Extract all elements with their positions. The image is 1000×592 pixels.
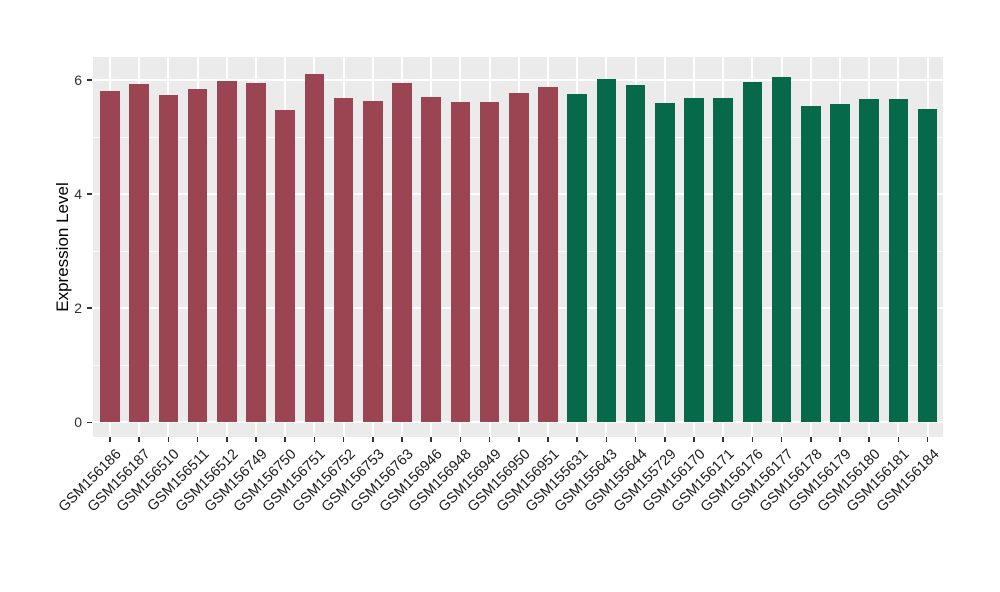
bar-GSM156176 (742, 81, 763, 423)
x-tick (313, 437, 316, 442)
y-tick-label: 4 (74, 185, 82, 202)
x-tick (897, 437, 900, 442)
bar-GSM156171 (713, 98, 733, 423)
x-tick (255, 437, 257, 442)
bar-GSM156751 (304, 73, 325, 423)
x-tick (167, 437, 170, 442)
bar-GSM156752 (333, 97, 354, 423)
bar-GSM155729 (655, 103, 675, 423)
x-tick (634, 437, 637, 442)
bar-GSM156512 (217, 81, 237, 423)
y-tick (87, 421, 92, 424)
y-tick (87, 79, 92, 81)
x-tick (839, 437, 841, 442)
bar-GSM156180 (859, 99, 879, 423)
x-tick (372, 437, 374, 442)
x-tick (401, 437, 403, 442)
bar-GSM156177 (771, 76, 792, 423)
x-tick (576, 437, 578, 442)
x-tick (780, 437, 783, 442)
x-tick (868, 437, 870, 442)
x-tick (196, 437, 199, 442)
x-tick (342, 437, 345, 442)
y-tick-label: 0 (74, 413, 82, 430)
x-tick (751, 437, 754, 442)
bar-GSM156749 (246, 83, 266, 423)
bar-GSM156750 (275, 110, 295, 423)
bar-GSM156946 (421, 96, 441, 423)
y-axis-title: Expression Level (53, 182, 72, 312)
bar-GSM156186 (100, 90, 120, 423)
x-tick (605, 437, 608, 442)
bar-GSM156178 (801, 105, 821, 423)
x-tick (226, 437, 228, 442)
bar-GSM156181 (888, 98, 909, 423)
bar-GSM156753 (363, 101, 383, 423)
x-tick (518, 437, 520, 442)
x-tick (547, 437, 549, 442)
bar-GSM156949 (479, 102, 500, 423)
x-tick (722, 437, 724, 442)
bar-GSM156951 (538, 87, 558, 423)
bar-GSM156763 (392, 83, 412, 423)
x-tick (138, 437, 140, 442)
bar-GSM156170 (684, 97, 704, 423)
y-tick (87, 193, 92, 195)
y-tick-label: 2 (74, 299, 82, 316)
bar-GSM155644 (625, 85, 646, 423)
x-tick (926, 437, 929, 442)
expression-level-bar-chart: Expression Level 0 2 4 6 GSM156186 GSM156187 G… (53, 57, 943, 515)
x-tick (430, 437, 432, 442)
x-tick (693, 437, 695, 442)
bar-GSM156510 (158, 94, 179, 423)
x-tick (810, 437, 812, 442)
bar-GSM156179 (830, 103, 850, 423)
bar-GSM155643 (596, 79, 617, 423)
bar-GSM156948 (450, 102, 471, 423)
x-tick (284, 437, 286, 442)
bar-GSM155631 (567, 93, 587, 423)
bar-GSM156511 (187, 88, 208, 423)
y-tick (87, 307, 92, 309)
plot-panel (93, 57, 943, 437)
bar-GSM156184 (917, 108, 938, 423)
x-tick (109, 437, 111, 442)
y-tick-label: 6 (74, 71, 82, 88)
bar-GSM156187 (129, 83, 149, 423)
x-tick (488, 437, 491, 442)
x-tick (459, 437, 462, 442)
x-tick (664, 437, 666, 442)
bar-GSM156950 (509, 92, 529, 423)
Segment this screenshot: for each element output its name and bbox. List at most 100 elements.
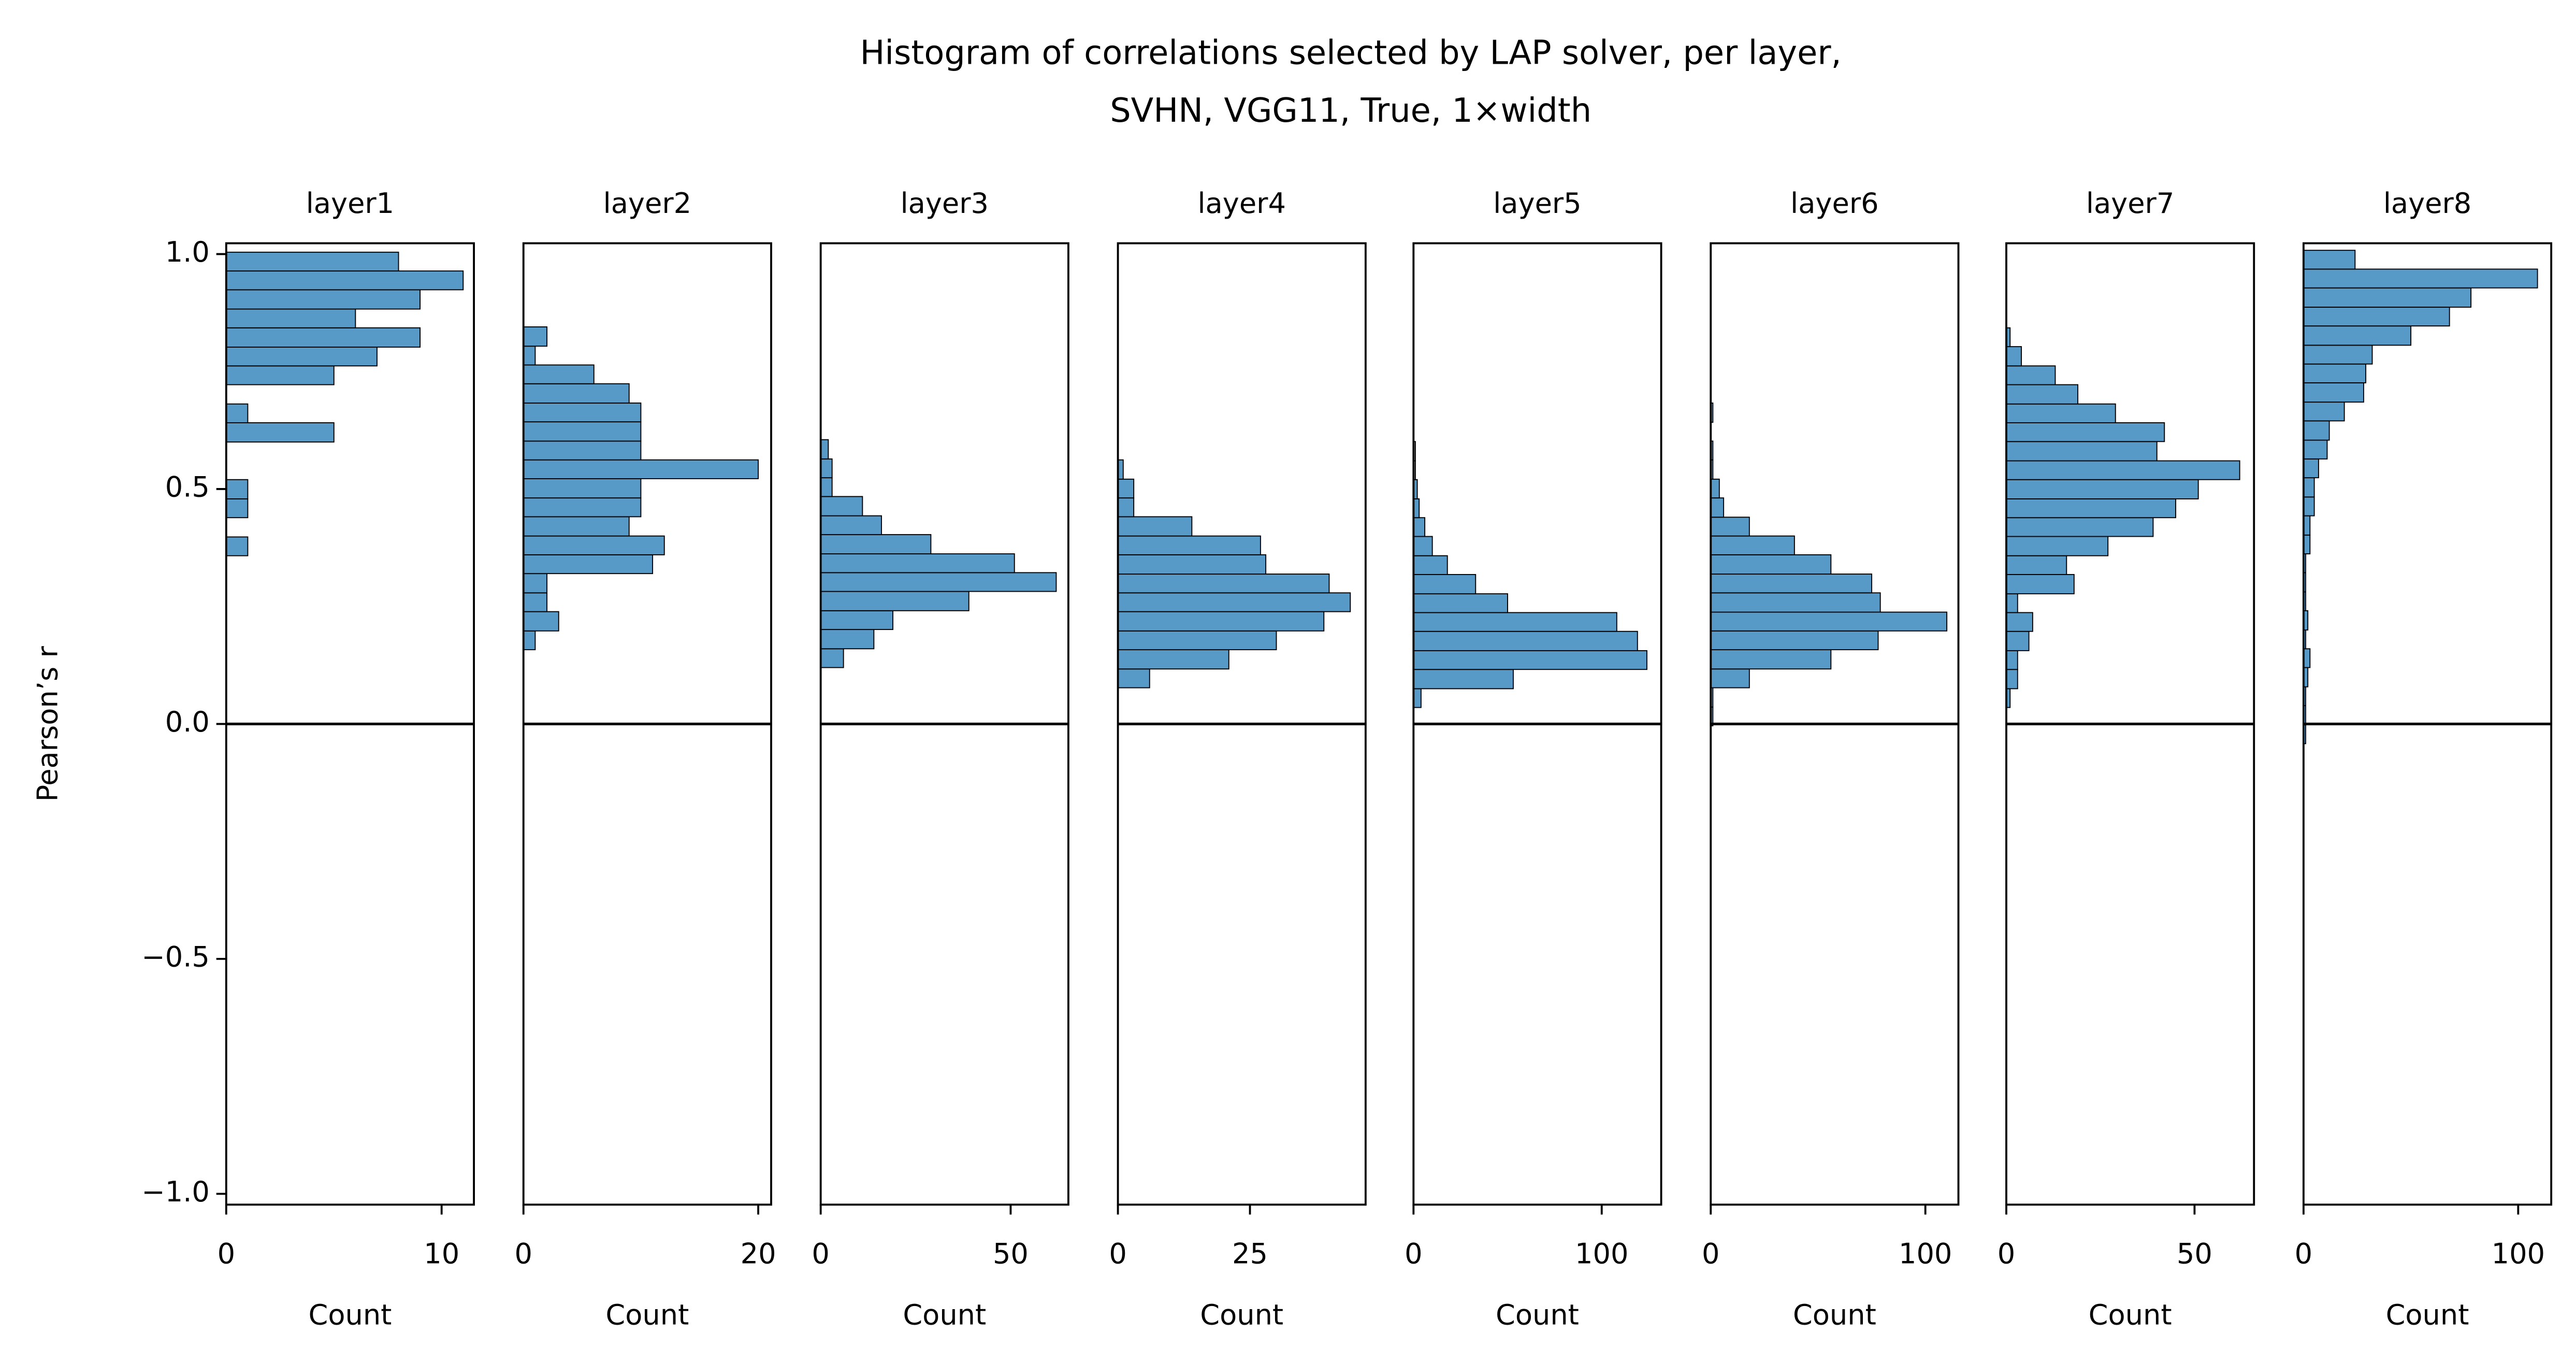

════

*The request*
Put every line of the records above into a Markdown table with two columns, Row for the row number and Entry for the line, and skip any blank lines. Leave the pictures out.

*Result below*
| Row | Entry |
|---|---|
| 1 | Extract all elements with their positions. The image is 1000×592 pixels. |
| 2 | bar-GSM156176 (742, 81, 763, 423) |
| 3 | x-tick (313, 437, 316, 442) |
| 4 | y-tick-label: 4 (74, 185, 82, 202) |
| 5 | x-tick (897, 437, 900, 442) |
| 6 | bar-GSM156171 (713, 98, 733, 423) |
| 7 | x-tick (255, 437, 257, 442) |
| 8 | bar-GSM156751 (304, 73, 325, 423) |
| 9 | x-tick (167, 437, 170, 442) |
| 10 | bar-GSM156752 (333, 97, 354, 423) |
| 11 | bar-GSM155729 (655, 103, 675, 423) |
| 12 | x-tick (634, 437, 637, 442) |
| 13 | bar-GSM156512 (217, 81, 237, 423) |
| 14 | y-tick (87, 421, 92, 424) |
| 15 | y-tick (87, 79, 92, 81) |
| 16 | x-tick (839, 437, 841, 442) |
| 17 | bar-GSM156180 (859, 99, 879, 423) |
| 18 | x-tick (372, 437, 374, 442) |
| 19 | x-tick (401, 437, 403, 442) |
| 20 | bar-GSM156177 (771, 76, 792, 423) |
| 21 | x-tick (576, 437, 578, 442) |
| 22 | x-tick (780, 437, 783, 442) |
| 23 | x-tick (868, 437, 870, 442) |
| 24 | x-tick (196, 437, 199, 442) |
| 25 | x-tick (342, 437, 345, 442) |
| 26 | y-tick-label: 0 (74, 413, 82, 430) |
| 27 | x-tick (751, 437, 754, 442) |
| 28 | bar-GSM156749 (246, 83, 266, 423) |
| 29 | bar-GSM156750 (275, 110, 295, 423) |
| 30 | bar-GSM156946 (421, 96, 441, 423) |
| 31 | y-axis-title: Expression Level (53, 182, 72, 312) |
| 32 | bar-GSM156186 (100, 90, 120, 423) |
| 33 | x-tick (605, 437, 608, 442) |
| 34 | bar-GSM156178 (801, 105, 821, 423) |
| 35 | x-tick (226, 437, 228, 442) |
| 36 | bar-GSM156181 (888, 98, 909, 423) |
| 37 | bar-GSM156753 (363, 101, 383, 423) |
| 38 | x-tick (518, 437, 520, 442) |
| 39 | x-tick (547, 437, 549, 442) |
| 40 | bar-GSM156949 (479, 102, 500, 423) |
| 41 | x-tick (722, 437, 724, 442) |
| 42 | bar-GSM156951 (538, 87, 558, 423) |
| 43 | bar-GSM156763 (392, 83, 412, 423) |
| 44 | x-tick (138, 437, 140, 442) |
| 45 | bar-GSM156170 (684, 97, 704, 423) |
| 46 | y-tick (87, 193, 92, 195) |
| 47 | y-tick-label: 2 (74, 299, 82, 316) |
| 48 | bar-GSM155644 (625, 85, 646, 423) |
| 49 | x-tick (926, 437, 929, 442) |
| 50 | expression-level-bar-chart: Expression Level 0 2 4 6 GSM156186 GSM156187 G… (53, 57, 943, 515) |
| 51 | x-tick (430, 437, 432, 442) |
| 52 | x-tick (693, 437, 695, 442) |
| 53 | bar-GSM156510 (158, 94, 179, 423) |
| 54 | x-tick (810, 437, 812, 442) |
| 55 | bar-GSM156179 (830, 103, 850, 423) |
| 56 | bar-GSM155643 (596, 79, 617, 423) |
| 57 | bar-GSM156948 (450, 102, 471, 423) |
| 58 | x-tick (284, 437, 286, 442) |
| 59 | bar-GSM155631 (567, 93, 587, 423) |
| 60 | bar-GSM156511 (187, 88, 208, 423) |
| 61 | y-tick (87, 307, 92, 309) |
| 62 | plot-panel (93, 57, 943, 437) |
| 63 | bar-GSM156184 (917, 108, 938, 423) |
| 64 | x-tick (109, 437, 111, 442) |
| 65 | y-tick-label: 6 (74, 71, 82, 88) |
| 66 | bar-GSM156187 (129, 83, 149, 423) |
| 67 | x-tick (488, 437, 491, 442) |
| 68 | x-tick (459, 437, 462, 442) |
| 69 | x-tick (664, 437, 666, 442) |
| 70 | bar-GSM156950 (509, 92, 529, 423) |
| 71 | Segment this screenshot: for each element output its name and bbox. List at most 100 elements. |